— begin —

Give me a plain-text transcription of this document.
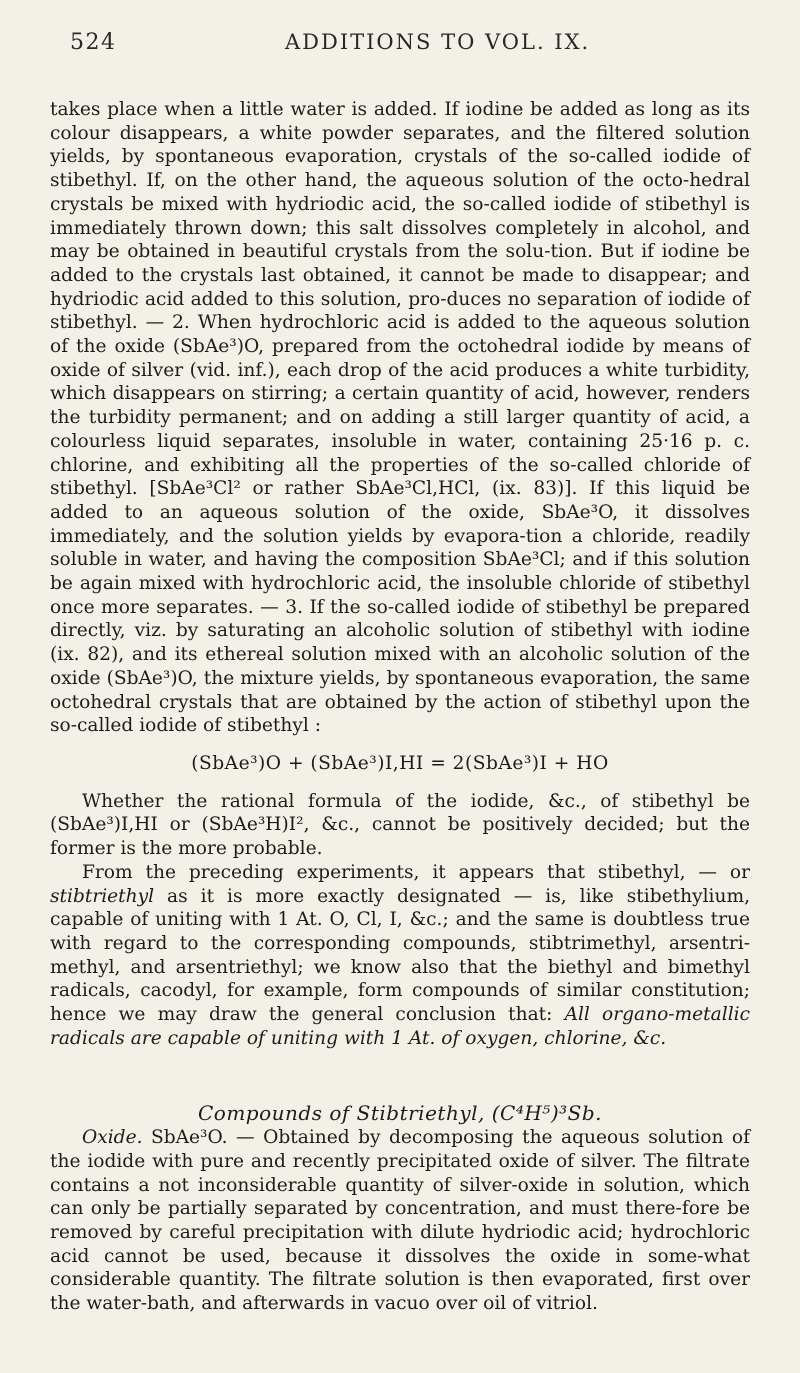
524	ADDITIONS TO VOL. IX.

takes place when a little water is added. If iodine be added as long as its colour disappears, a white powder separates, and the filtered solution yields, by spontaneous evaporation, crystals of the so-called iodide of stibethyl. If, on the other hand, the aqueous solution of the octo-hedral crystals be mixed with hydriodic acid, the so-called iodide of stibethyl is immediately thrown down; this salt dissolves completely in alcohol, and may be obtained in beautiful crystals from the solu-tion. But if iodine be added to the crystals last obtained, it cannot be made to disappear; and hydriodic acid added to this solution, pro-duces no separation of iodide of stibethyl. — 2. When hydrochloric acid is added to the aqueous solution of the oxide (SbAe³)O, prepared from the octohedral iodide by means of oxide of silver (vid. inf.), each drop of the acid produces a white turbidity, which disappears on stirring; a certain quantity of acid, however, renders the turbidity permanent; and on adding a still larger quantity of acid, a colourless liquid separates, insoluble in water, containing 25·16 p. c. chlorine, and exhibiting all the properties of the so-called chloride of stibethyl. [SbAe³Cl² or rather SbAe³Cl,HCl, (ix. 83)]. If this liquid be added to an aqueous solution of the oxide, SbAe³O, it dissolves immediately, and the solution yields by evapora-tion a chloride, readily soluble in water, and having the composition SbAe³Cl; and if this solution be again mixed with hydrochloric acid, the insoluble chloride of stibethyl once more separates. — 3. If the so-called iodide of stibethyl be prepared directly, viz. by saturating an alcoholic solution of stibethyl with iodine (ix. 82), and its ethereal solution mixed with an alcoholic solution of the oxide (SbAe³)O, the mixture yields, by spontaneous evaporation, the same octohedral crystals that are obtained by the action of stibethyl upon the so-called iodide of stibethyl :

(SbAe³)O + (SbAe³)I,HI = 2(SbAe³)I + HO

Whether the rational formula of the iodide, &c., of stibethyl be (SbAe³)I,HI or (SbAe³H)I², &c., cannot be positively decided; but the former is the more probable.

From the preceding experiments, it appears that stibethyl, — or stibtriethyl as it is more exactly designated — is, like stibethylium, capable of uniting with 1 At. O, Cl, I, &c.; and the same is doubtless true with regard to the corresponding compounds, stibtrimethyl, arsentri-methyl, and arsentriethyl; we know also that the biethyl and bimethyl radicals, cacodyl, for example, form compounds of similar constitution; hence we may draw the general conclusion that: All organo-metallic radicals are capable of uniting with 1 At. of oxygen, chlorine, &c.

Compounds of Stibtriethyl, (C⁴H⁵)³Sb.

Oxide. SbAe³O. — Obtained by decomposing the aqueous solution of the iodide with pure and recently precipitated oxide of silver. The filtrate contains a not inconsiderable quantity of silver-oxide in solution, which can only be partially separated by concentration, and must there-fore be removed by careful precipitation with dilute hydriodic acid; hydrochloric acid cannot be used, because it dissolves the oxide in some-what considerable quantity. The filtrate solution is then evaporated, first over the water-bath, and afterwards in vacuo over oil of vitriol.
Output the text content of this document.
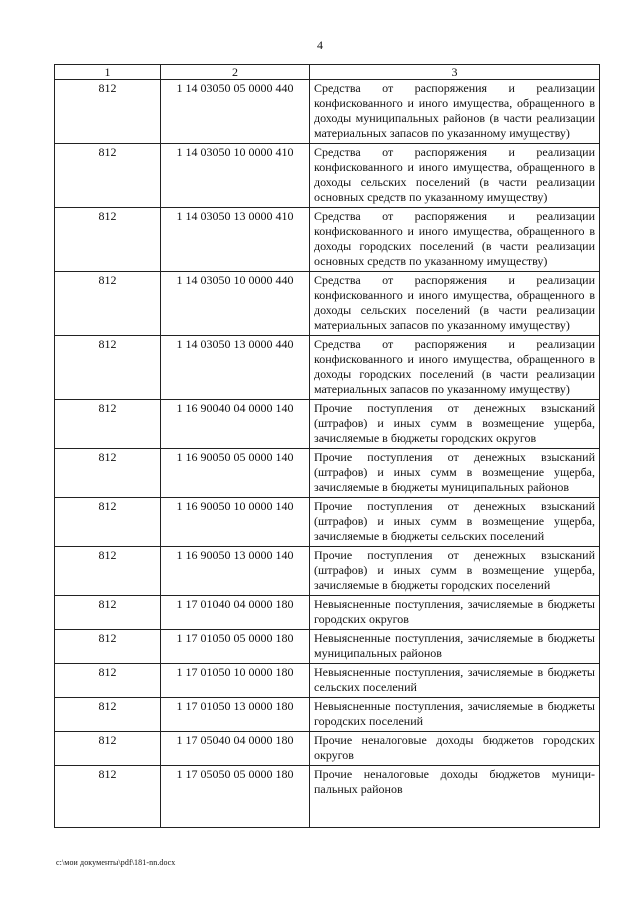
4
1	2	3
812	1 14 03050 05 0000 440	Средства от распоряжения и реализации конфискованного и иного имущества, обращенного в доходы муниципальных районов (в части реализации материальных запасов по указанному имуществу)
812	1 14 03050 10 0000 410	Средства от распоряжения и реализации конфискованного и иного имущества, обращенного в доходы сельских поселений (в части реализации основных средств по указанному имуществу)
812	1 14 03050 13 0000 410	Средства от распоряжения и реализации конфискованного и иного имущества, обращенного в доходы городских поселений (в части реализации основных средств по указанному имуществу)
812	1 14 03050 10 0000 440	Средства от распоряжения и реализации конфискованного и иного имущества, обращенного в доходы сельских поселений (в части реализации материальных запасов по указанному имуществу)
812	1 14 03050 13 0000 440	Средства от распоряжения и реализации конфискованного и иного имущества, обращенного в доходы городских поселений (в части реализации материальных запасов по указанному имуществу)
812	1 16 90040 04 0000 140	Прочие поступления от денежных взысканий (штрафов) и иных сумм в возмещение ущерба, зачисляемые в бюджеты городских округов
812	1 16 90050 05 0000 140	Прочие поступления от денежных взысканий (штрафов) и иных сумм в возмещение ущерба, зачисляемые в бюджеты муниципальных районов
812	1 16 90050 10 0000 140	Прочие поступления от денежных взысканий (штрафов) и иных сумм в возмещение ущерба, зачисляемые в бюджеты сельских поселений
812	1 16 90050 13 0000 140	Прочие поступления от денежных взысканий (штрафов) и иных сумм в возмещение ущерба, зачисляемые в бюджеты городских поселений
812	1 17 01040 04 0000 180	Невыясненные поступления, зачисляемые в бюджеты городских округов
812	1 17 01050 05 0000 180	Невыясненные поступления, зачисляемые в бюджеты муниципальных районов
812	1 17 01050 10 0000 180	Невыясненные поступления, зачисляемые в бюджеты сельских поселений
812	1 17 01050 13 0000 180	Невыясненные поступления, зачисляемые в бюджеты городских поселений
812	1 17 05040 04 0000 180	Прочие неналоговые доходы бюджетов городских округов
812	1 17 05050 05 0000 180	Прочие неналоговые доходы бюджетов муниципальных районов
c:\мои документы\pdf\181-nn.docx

— end —
— begin —

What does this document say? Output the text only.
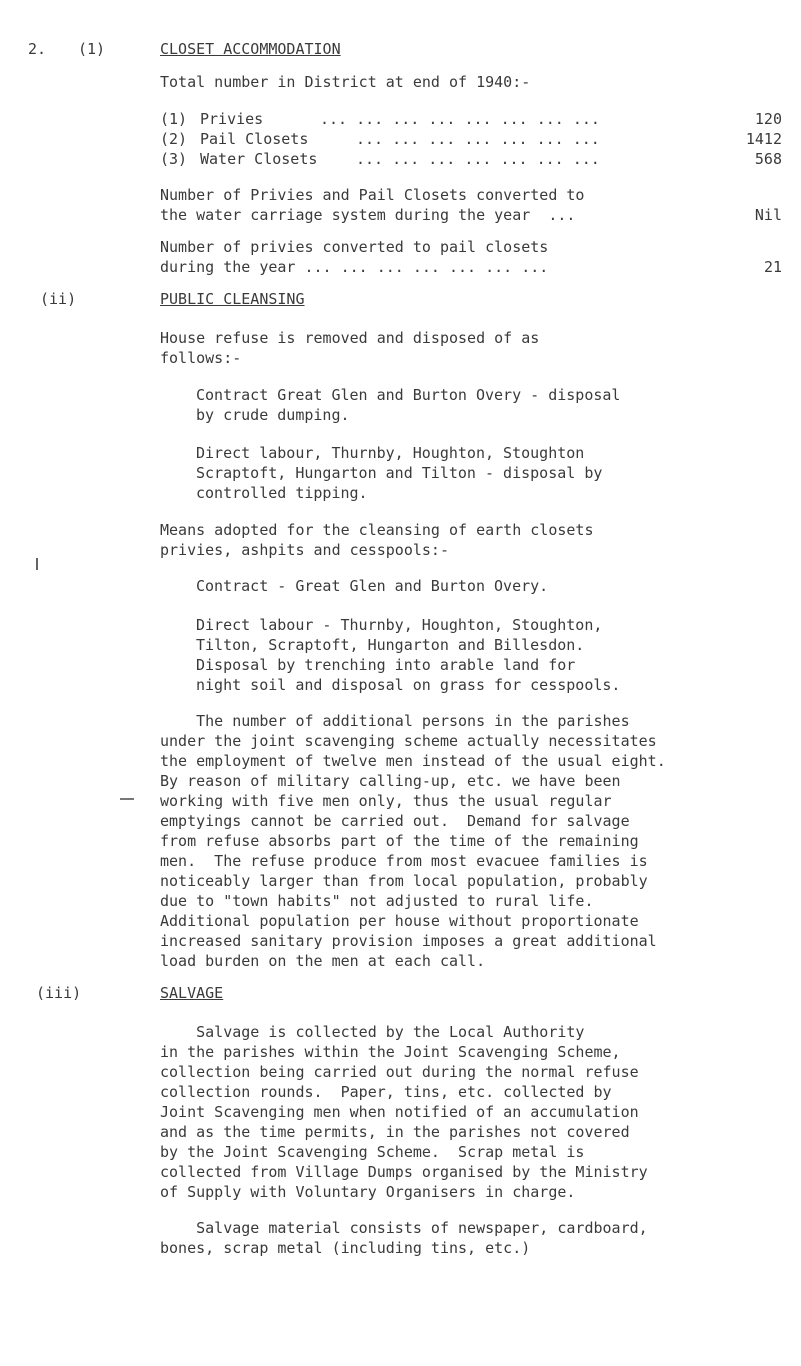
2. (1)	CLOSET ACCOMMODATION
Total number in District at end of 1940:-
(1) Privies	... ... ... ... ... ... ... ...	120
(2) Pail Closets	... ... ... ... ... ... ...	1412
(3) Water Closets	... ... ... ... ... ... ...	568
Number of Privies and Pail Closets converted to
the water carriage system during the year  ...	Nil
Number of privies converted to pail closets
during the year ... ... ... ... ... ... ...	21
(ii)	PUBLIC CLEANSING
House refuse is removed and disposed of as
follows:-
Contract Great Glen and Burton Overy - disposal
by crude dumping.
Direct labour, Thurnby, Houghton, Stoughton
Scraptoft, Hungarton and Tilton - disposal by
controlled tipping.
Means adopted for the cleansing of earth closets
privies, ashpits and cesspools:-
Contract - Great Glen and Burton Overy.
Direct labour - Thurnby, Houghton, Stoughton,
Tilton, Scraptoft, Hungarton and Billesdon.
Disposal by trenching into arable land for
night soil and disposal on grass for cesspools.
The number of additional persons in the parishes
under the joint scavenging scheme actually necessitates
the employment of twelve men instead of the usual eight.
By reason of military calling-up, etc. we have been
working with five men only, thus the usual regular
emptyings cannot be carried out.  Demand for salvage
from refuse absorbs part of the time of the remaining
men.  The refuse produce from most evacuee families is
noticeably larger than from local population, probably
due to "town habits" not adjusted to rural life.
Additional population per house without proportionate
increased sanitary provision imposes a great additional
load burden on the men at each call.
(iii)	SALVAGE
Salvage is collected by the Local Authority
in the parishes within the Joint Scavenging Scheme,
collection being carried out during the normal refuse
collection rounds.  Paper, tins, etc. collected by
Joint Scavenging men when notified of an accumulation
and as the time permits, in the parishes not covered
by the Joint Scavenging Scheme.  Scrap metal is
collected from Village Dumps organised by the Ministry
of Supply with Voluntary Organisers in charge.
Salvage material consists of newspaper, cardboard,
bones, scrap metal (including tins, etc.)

— end —
— begin —

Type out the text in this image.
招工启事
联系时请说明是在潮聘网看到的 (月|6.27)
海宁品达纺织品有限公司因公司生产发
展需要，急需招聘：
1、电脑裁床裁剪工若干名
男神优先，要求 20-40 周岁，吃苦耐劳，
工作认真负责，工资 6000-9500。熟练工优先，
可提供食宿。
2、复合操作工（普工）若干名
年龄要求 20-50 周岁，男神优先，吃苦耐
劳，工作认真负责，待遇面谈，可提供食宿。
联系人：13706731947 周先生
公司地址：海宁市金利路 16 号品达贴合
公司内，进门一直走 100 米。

— end —

▸ **What this task involves**
Above is a listing; report how many of its lines include the word "Overy", giving the number only.

▸ **Response below**
2